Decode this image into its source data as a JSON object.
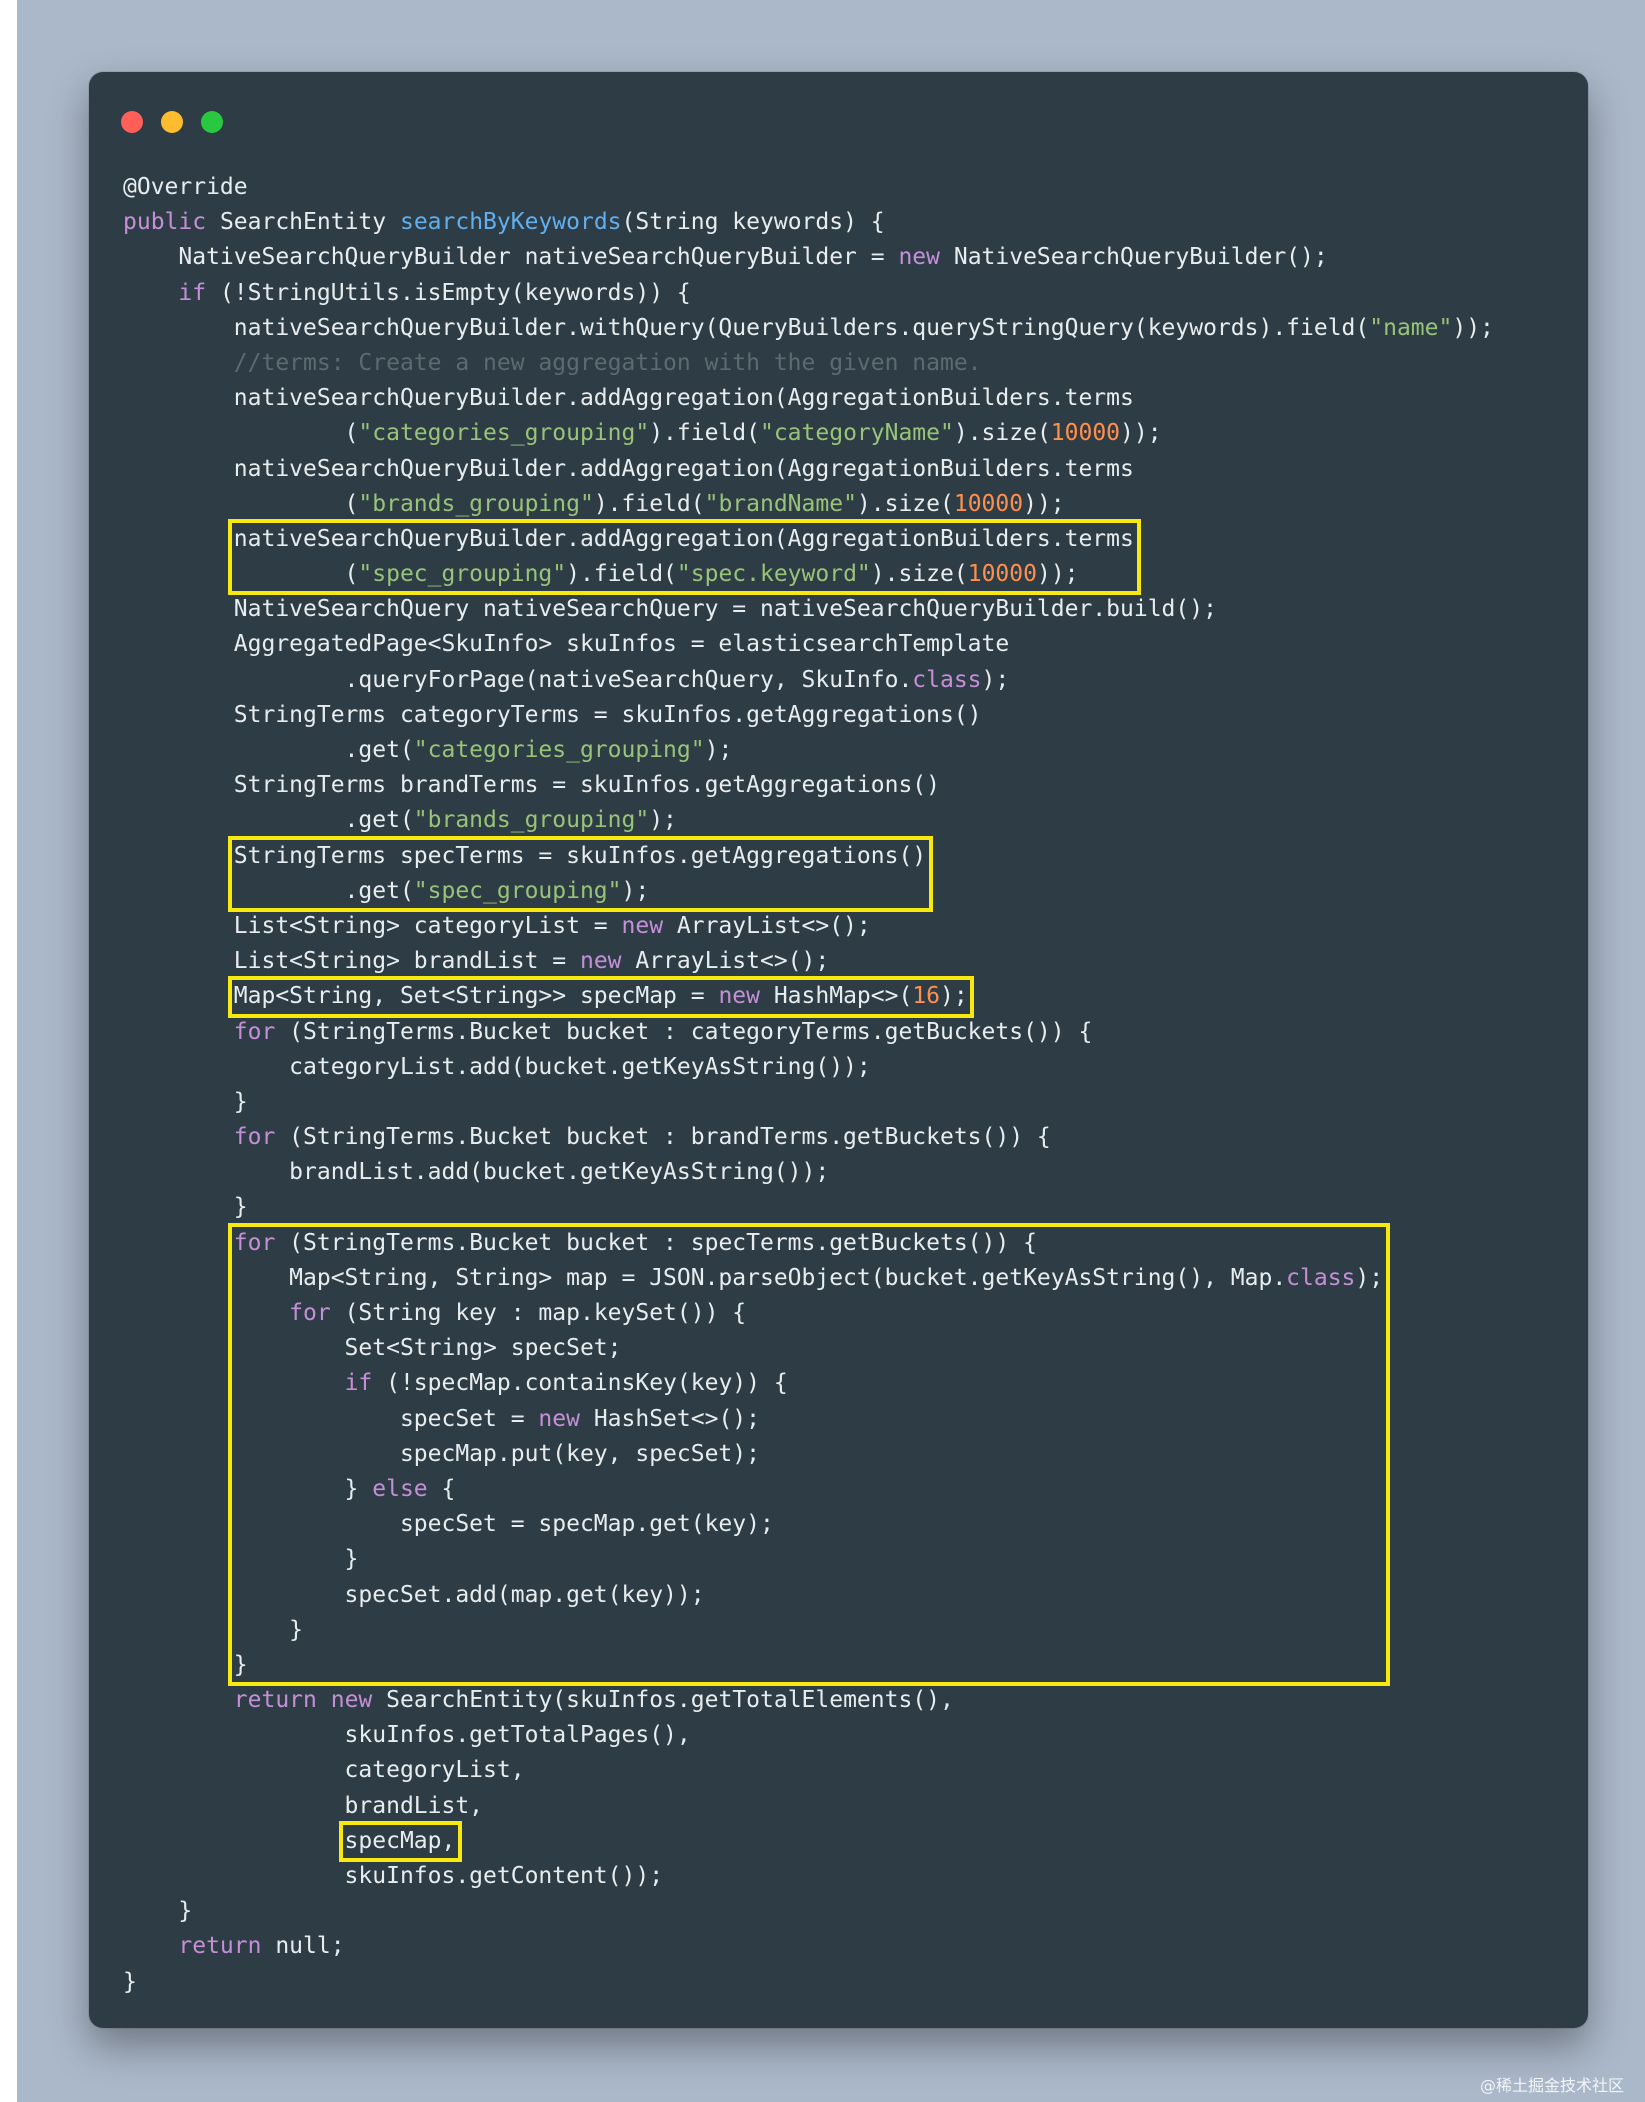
{
  "window": {
    "traffic_lights": {
      "close": "#ff5f57",
      "minimize": "#febc2e",
      "maximize": "#28c840"
    }
  },
  "colors": {
    "background": "#abb8c9",
    "editor_background": "#2e3d45",
    "text": "#e7ecef",
    "keyword": "#c58fd8",
    "string": "#98c379",
    "number": "#ff8f4e",
    "function": "#61afef",
    "comment": "#5c6b70",
    "highlight_box": "#f7e90f"
  },
  "code": {
    "language": "java",
    "lines": [
      [
        [
          "t",
          "@Override"
        ]
      ],
      [
        [
          "k",
          "public"
        ],
        [
          "t",
          " SearchEntity "
        ],
        [
          "f",
          "searchByKeywords"
        ],
        [
          "t",
          "(String keywords) {"
        ]
      ],
      [
        [
          "t",
          "    NativeSearchQueryBuilder nativeSearchQueryBuilder = "
        ],
        [
          "k",
          "new"
        ],
        [
          "t",
          " NativeSearchQueryBuilder();"
        ]
      ],
      [
        [
          "t",
          "    "
        ],
        [
          "k",
          "if"
        ],
        [
          "t",
          " (!StringUtils.isEmpty(keywords)) {"
        ]
      ],
      [
        [
          "t",
          "        nativeSearchQueryBuilder.withQuery(QueryBuilders.queryStringQuery(keywords).field("
        ],
        [
          "s",
          "\"name\""
        ],
        [
          "t",
          "));"
        ]
      ],
      [
        [
          "t",
          "        "
        ],
        [
          "c",
          "//terms: Create a new aggregation with the given name."
        ]
      ],
      [
        [
          "t",
          "        nativeSearchQueryBuilder.addAggregation(AggregationBuilders.terms"
        ]
      ],
      [
        [
          "t",
          "                ("
        ],
        [
          "s",
          "\"categories_grouping\""
        ],
        [
          "t",
          ").field("
        ],
        [
          "s",
          "\"categoryName\""
        ],
        [
          "t",
          ").size("
        ],
        [
          "n",
          "10000"
        ],
        [
          "t",
          "));"
        ]
      ],
      [
        [
          "t",
          "        nativeSearchQueryBuilder.addAggregation(AggregationBuilders.terms"
        ]
      ],
      [
        [
          "t",
          "                ("
        ],
        [
          "s",
          "\"brands_grouping\""
        ],
        [
          "t",
          ").field("
        ],
        [
          "s",
          "\"brandName\""
        ],
        [
          "t",
          ").size("
        ],
        [
          "n",
          "10000"
        ],
        [
          "t",
          "));"
        ]
      ],
      [
        [
          "t",
          "        nativeSearchQueryBuilder.addAggregation(AggregationBuilders.terms"
        ]
      ],
      [
        [
          "t",
          "                ("
        ],
        [
          "s",
          "\"spec_grouping\""
        ],
        [
          "t",
          ").field("
        ],
        [
          "s",
          "\"spec.keyword\""
        ],
        [
          "t",
          ").size("
        ],
        [
          "n",
          "10000"
        ],
        [
          "t",
          "));"
        ]
      ],
      [
        [
          "t",
          "        NativeSearchQuery nativeSearchQuery = nativeSearchQueryBuilder.build();"
        ]
      ],
      [
        [
          "t",
          "        AggregatedPage<SkuInfo> skuInfos = elasticsearchTemplate"
        ]
      ],
      [
        [
          "t",
          "                .queryForPage(nativeSearchQuery, SkuInfo."
        ],
        [
          "k",
          "class"
        ],
        [
          "t",
          ");"
        ]
      ],
      [
        [
          "t",
          "        StringTerms categoryTerms = skuInfos.getAggregations()"
        ]
      ],
      [
        [
          "t",
          "                .get("
        ],
        [
          "s",
          "\"categories_grouping\""
        ],
        [
          "t",
          ");"
        ]
      ],
      [
        [
          "t",
          "        StringTerms brandTerms = skuInfos.getAggregations()"
        ]
      ],
      [
        [
          "t",
          "                .get("
        ],
        [
          "s",
          "\"brands_grouping\""
        ],
        [
          "t",
          ");"
        ]
      ],
      [
        [
          "t",
          "        StringTerms specTerms = skuInfos.getAggregations()"
        ]
      ],
      [
        [
          "t",
          "                .get("
        ],
        [
          "s",
          "\"spec_grouping\""
        ],
        [
          "t",
          ");"
        ]
      ],
      [
        [
          "t",
          "        List<String> categoryList = "
        ],
        [
          "k",
          "new"
        ],
        [
          "t",
          " ArrayList<>();"
        ]
      ],
      [
        [
          "t",
          "        List<String> brandList = "
        ],
        [
          "k",
          "new"
        ],
        [
          "t",
          " ArrayList<>();"
        ]
      ],
      [
        [
          "t",
          "        Map<String, Set<String>> specMap = "
        ],
        [
          "k",
          "new"
        ],
        [
          "t",
          " HashMap<>("
        ],
        [
          "n",
          "16"
        ],
        [
          "t",
          ");"
        ]
      ],
      [
        [
          "t",
          "        "
        ],
        [
          "k",
          "for"
        ],
        [
          "t",
          " (StringTerms.Bucket bucket : categoryTerms.getBuckets()) {"
        ]
      ],
      [
        [
          "t",
          "            categoryList.add(bucket.getKeyAsString());"
        ]
      ],
      [
        [
          "t",
          "        }"
        ]
      ],
      [
        [
          "t",
          "        "
        ],
        [
          "k",
          "for"
        ],
        [
          "t",
          " (StringTerms.Bucket bucket : brandTerms.getBuckets()) {"
        ]
      ],
      [
        [
          "t",
          "            brandList.add(bucket.getKeyAsString());"
        ]
      ],
      [
        [
          "t",
          "        }"
        ]
      ],
      [
        [
          "t",
          "        "
        ],
        [
          "k",
          "for"
        ],
        [
          "t",
          " (StringTerms.Bucket bucket : specTerms.getBuckets()) {"
        ]
      ],
      [
        [
          "t",
          "            Map<String, String> map = JSON.parseObject(bucket.getKeyAsString(), Map."
        ],
        [
          "k",
          "class"
        ],
        [
          "t",
          ");"
        ]
      ],
      [
        [
          "t",
          "            "
        ],
        [
          "k",
          "for"
        ],
        [
          "t",
          " (String key : map.keySet()) {"
        ]
      ],
      [
        [
          "t",
          "                Set<String> specSet;"
        ]
      ],
      [
        [
          "t",
          "                "
        ],
        [
          "k",
          "if"
        ],
        [
          "t",
          " (!specMap.containsKey(key)) {"
        ]
      ],
      [
        [
          "t",
          "                    specSet = "
        ],
        [
          "k",
          "new"
        ],
        [
          "t",
          " HashSet<>();"
        ]
      ],
      [
        [
          "t",
          "                    specMap.put(key, specSet);"
        ]
      ],
      [
        [
          "t",
          "                } "
        ],
        [
          "k",
          "else"
        ],
        [
          "t",
          " {"
        ]
      ],
      [
        [
          "t",
          "                    specSet = specMap.get(key);"
        ]
      ],
      [
        [
          "t",
          "                }"
        ]
      ],
      [
        [
          "t",
          "                specSet.add(map.get(key));"
        ]
      ],
      [
        [
          "t",
          "            }"
        ]
      ],
      [
        [
          "t",
          "        }"
        ]
      ],
      [
        [
          "t",
          "        "
        ],
        [
          "k",
          "return"
        ],
        [
          "t",
          " "
        ],
        [
          "k",
          "new"
        ],
        [
          "t",
          " SearchEntity(skuInfos.getTotalElements(),"
        ]
      ],
      [
        [
          "t",
          "                skuInfos.getTotalPages(),"
        ]
      ],
      [
        [
          "t",
          "                categoryList,"
        ]
      ],
      [
        [
          "t",
          "                brandList,"
        ]
      ],
      [
        [
          "t",
          "                specMap,"
        ]
      ],
      [
        [
          "t",
          "                skuInfos.getContent());"
        ]
      ],
      [
        [
          "t",
          "    }"
        ]
      ],
      [
        [
          "t",
          "    "
        ],
        [
          "k",
          "return"
        ],
        [
          "t",
          " null;"
        ]
      ],
      [
        [
          "t",
          "}"
        ]
      ]
    ]
  },
  "highlights": [
    {
      "label": "spec-aggregation-box",
      "lines": [
        10,
        11
      ]
    },
    {
      "label": "spec-terms-box",
      "lines": [
        19,
        20
      ]
    },
    {
      "label": "spec-map-declaration-box",
      "lines": [
        23,
        23
      ]
    },
    {
      "label": "spec-loop-box",
      "lines": [
        30,
        42
      ]
    },
    {
      "label": "spec-map-argument-box",
      "lines": [
        47,
        47
      ]
    }
  ],
  "watermark": "@稀土掘金技术社区"
}
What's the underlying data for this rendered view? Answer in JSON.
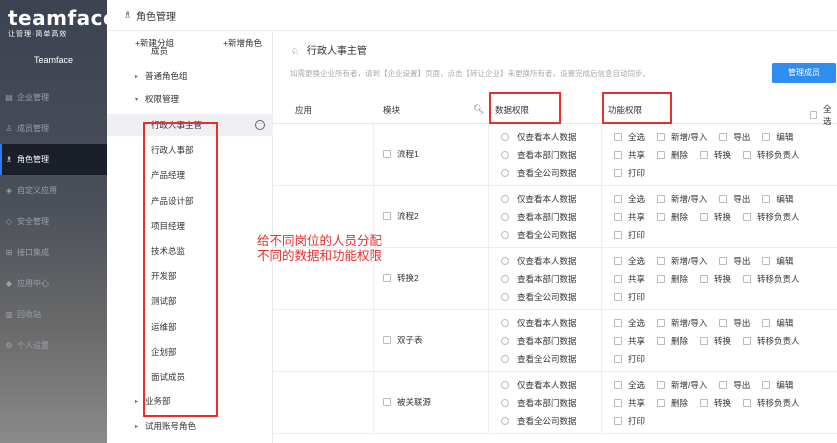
{
  "sidebar": {
    "logo_main": "teamface",
    "logo_sub": "让管理·简单高效",
    "company": "Teamface",
    "items": [
      {
        "label": "企业管理",
        "icon": "building-icon",
        "active": false
      },
      {
        "label": "成员管理",
        "icon": "user-icon",
        "active": false
      },
      {
        "label": "角色管理",
        "icon": "role-icon",
        "active": true
      },
      {
        "label": "自定义应用",
        "icon": "cube-icon",
        "active": false
      },
      {
        "label": "安全管理",
        "icon": "shield-icon",
        "active": false
      },
      {
        "label": "接口集成",
        "icon": "plug-icon",
        "active": false
      },
      {
        "label": "应用中心",
        "icon": "app-icon",
        "active": false
      },
      {
        "label": "回收站",
        "icon": "trash-icon",
        "active": false
      },
      {
        "label": "个人设置",
        "icon": "gear-icon",
        "active": false
      }
    ]
  },
  "topbar": {
    "title": "角色管理"
  },
  "mid": {
    "add_group": "+新建分组",
    "add_role": "+新增角色",
    "rows": [
      {
        "label": "成员",
        "type": "child"
      },
      {
        "label": "普通角色组",
        "type": "group",
        "arrow": "▸"
      },
      {
        "label": "权限管理",
        "type": "group",
        "arrow": "▾"
      },
      {
        "label": "行政人事主管",
        "type": "child",
        "selected": true
      },
      {
        "label": "行政人事部",
        "type": "child"
      },
      {
        "label": "产品经理",
        "type": "child"
      },
      {
        "label": "产品设计部",
        "type": "child"
      },
      {
        "label": "项目经理",
        "type": "child"
      },
      {
        "label": "技术总监",
        "type": "child"
      },
      {
        "label": "开发部",
        "type": "child"
      },
      {
        "label": "测试部",
        "type": "child"
      },
      {
        "label": "运维部",
        "type": "child"
      },
      {
        "label": "企划部",
        "type": "child"
      },
      {
        "label": "面试成员",
        "type": "child"
      },
      {
        "label": "业务部",
        "type": "group",
        "arrow": "▸"
      },
      {
        "label": "试用账号角色",
        "type": "group",
        "arrow": "▸"
      }
    ]
  },
  "right": {
    "role_title": "行政人事主管",
    "hint": "如需更换企业所有者，请到【企业设置】页面，点击【转让企业】来更换所有者，设置完成后信息自动同步。",
    "manage_button": "管理成员",
    "headers": {
      "app": "应用",
      "module": "模块",
      "data_perm": "数据权限",
      "func_perm": "功能权限",
      "select_all": "全选"
    },
    "data_options": [
      "仅查看本人数据",
      "查看本部门数据",
      "查看全公司数据"
    ],
    "func_line1": [
      "全选",
      "新增/导入",
      "导出",
      "编辑"
    ],
    "func_line2": [
      "共享",
      "删除",
      "转换",
      "转移负责人"
    ],
    "func_line3": [
      "打印"
    ],
    "modules": [
      "流程1",
      "流程2",
      "转换2",
      "双子表",
      "被关联源"
    ]
  },
  "annotation": {
    "line1": "给不同岗位的人员分配",
    "line2": "不同的数据和功能权限"
  },
  "colors": {
    "accent": "#2f8cf0",
    "annotation": "#e53030",
    "sidebar_active": "#1a1f2a"
  }
}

□ □ □ □

_THE REQUEST:_ Each line above that holds the string "categoryList" should be copied and shown.

_EXERCISE RESULT:_
          "        List<String> categoryList = "
          "            categoryList.add(bucket.getKeyAsString());"
          "                categoryList,"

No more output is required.